Task details
Say how many lines contain "Facultad"; the answer is the number alone.

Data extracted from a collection
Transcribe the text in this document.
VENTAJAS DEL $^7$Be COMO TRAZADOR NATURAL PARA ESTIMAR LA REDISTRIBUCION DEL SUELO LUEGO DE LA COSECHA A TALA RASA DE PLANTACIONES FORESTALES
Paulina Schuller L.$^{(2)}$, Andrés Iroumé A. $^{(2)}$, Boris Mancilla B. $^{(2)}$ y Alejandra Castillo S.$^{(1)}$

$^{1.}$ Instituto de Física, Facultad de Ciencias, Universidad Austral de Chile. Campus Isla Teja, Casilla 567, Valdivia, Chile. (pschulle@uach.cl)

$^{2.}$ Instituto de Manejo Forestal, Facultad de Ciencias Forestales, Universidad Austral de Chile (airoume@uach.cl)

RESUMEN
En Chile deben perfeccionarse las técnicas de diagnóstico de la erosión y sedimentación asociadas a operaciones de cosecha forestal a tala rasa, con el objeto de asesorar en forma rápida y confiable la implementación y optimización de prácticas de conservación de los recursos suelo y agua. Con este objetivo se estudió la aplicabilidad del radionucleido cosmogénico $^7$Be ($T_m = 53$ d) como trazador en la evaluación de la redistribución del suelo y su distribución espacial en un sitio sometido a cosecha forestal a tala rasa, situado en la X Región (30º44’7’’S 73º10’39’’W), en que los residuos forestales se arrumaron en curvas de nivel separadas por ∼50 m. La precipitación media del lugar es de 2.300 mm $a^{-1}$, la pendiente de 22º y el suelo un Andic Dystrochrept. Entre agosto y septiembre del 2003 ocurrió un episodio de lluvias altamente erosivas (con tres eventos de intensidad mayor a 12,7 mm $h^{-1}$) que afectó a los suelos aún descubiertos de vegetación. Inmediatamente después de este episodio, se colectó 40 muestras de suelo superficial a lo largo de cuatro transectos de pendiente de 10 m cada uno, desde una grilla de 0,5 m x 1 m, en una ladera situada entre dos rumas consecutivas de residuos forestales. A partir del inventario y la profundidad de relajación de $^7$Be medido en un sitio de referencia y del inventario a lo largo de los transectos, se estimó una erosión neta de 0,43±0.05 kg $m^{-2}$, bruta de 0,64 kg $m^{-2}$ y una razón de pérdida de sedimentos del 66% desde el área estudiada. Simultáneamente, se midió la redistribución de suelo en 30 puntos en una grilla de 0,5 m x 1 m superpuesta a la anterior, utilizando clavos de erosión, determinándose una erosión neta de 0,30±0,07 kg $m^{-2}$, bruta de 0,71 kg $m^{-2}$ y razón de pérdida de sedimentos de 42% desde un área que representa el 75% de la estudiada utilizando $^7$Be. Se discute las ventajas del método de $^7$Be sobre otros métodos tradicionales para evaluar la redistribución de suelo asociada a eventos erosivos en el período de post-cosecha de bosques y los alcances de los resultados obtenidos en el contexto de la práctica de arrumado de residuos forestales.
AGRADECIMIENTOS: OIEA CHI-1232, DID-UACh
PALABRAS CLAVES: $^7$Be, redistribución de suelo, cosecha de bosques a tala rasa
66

Full answer
2